Output the full material exactly as it appears here.
━━━
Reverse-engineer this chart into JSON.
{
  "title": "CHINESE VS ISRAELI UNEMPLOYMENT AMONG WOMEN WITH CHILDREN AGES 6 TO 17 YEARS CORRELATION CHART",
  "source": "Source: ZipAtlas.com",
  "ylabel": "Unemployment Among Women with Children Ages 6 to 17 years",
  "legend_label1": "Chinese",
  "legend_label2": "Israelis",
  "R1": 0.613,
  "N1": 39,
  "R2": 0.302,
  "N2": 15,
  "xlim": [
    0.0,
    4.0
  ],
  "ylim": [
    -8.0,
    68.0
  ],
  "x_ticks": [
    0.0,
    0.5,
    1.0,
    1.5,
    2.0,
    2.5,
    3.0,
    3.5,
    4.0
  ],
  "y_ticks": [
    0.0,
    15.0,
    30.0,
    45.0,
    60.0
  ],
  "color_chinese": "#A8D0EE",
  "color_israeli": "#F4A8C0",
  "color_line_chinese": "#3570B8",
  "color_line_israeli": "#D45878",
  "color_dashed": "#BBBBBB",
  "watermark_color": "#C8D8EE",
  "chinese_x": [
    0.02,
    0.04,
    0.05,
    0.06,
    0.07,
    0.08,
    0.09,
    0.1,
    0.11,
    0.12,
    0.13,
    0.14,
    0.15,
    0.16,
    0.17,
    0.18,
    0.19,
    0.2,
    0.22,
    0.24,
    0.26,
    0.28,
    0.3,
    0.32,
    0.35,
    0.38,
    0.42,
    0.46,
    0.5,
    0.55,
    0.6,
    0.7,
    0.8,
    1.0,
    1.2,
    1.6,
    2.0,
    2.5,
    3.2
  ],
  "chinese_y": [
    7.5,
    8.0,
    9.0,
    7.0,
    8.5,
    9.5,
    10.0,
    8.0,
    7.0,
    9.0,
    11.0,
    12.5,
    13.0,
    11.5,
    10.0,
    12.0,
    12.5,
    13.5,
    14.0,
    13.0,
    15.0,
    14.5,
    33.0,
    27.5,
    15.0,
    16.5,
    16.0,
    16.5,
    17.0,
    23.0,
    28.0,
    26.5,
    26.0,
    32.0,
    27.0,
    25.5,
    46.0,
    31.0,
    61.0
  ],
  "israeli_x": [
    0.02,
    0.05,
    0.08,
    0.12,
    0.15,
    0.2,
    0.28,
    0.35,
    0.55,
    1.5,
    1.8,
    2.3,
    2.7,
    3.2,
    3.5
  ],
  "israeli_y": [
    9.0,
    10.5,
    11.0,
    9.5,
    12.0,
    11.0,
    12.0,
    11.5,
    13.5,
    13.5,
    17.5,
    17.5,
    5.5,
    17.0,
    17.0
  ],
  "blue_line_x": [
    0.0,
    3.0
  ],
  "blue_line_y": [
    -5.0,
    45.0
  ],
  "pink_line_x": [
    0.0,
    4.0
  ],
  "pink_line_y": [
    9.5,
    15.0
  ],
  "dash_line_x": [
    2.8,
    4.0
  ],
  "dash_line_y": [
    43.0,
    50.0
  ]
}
━━━
- _RESULT BELOW_:
Reverse-engineer this chart into JSON.
{
  "title": "CHINESE VS ISRAELI UNEMPLOYMENT AMONG WOMEN WITH CHILDREN AGES 6 TO 17 YEARS CORRELATION CHART",
  "source": "Source: ZipAtlas.com",
  "ylabel": "Unemployment Among Women with Children Ages 6 to 17 years",
  "legend_label1": "Chinese",
  "legend_label2": "Israelis",
  "R1": 0.613,
  "N1": 39,
  "R2": 0.302,
  "N2": 15,
  "xlim": [
    0.0,
    4.0
  ],
  "ylim": [
    -8.0,
    68.0
  ],
  "x_ticks": [
    0.0,
    0.5,
    1.0,
    1.5,
    2.0,
    2.5,
    3.0,
    3.5,
    4.0
  ],
  "y_ticks": [
    0.0,
    15.0,
    30.0,
    45.0,
    60.0
  ],
  "color_chinese": "#A8D0EE",
  "color_israeli": "#F4A8C0",
  "color_line_chinese": "#3570B8",
  "color_line_israeli": "#D45878",
  "color_dashed": "#BBBBBB",
  "watermark_color": "#C8D8EE",
  "chinese_x": [
    0.02,
    0.04,
    0.05,
    0.06,
    0.07,
    0.08,
    0.09,
    0.1,
    0.11,
    0.12,
    0.13,
    0.14,
    0.15,
    0.16,
    0.17,
    0.18,
    0.19,
    0.2,
    0.22,
    0.24,
    0.26,
    0.28,
    0.3,
    0.32,
    0.35,
    0.38,
    0.42,
    0.46,
    0.5,
    0.55,
    0.6,
    0.7,
    0.8,
    1.0,
    1.2,
    1.6,
    2.0,
    2.5,
    3.2
  ],
  "chinese_y": [
    7.5,
    8.0,
    9.0,
    7.0,
    8.5,
    9.5,
    10.0,
    8.0,
    7.0,
    9.0,
    11.0,
    12.5,
    13.0,
    11.5,
    10.0,
    12.0,
    12.5,
    13.5,
    14.0,
    13.0,
    15.0,
    14.5,
    33.0,
    27.5,
    15.0,
    16.5,
    16.0,
    16.5,
    17.0,
    23.0,
    28.0,
    26.5,
    26.0,
    32.0,
    27.0,
    25.5,
    46.0,
    31.0,
    61.0
  ],
  "israeli_x": [
    0.02,
    0.05,
    0.08,
    0.12,
    0.15,
    0.2,
    0.28,
    0.35,
    0.55,
    1.5,
    1.8,
    2.3,
    2.7,
    3.2,
    3.5
  ],
  "israeli_y": [
    9.0,
    10.5,
    11.0,
    9.5,
    12.0,
    11.0,
    12.0,
    11.5,
    13.5,
    13.5,
    17.5,
    17.5,
    5.5,
    17.0,
    17.0
  ],
  "blue_line_x": [
    0.0,
    3.0
  ],
  "blue_line_y": [
    -5.0,
    45.0
  ],
  "pink_line_x": [
    0.0,
    4.0
  ],
  "pink_line_y": [
    9.5,
    15.0
  ],
  "dash_line_x": [
    2.8,
    4.0
  ],
  "dash_line_y": [
    43.0,
    50.0
  ]
}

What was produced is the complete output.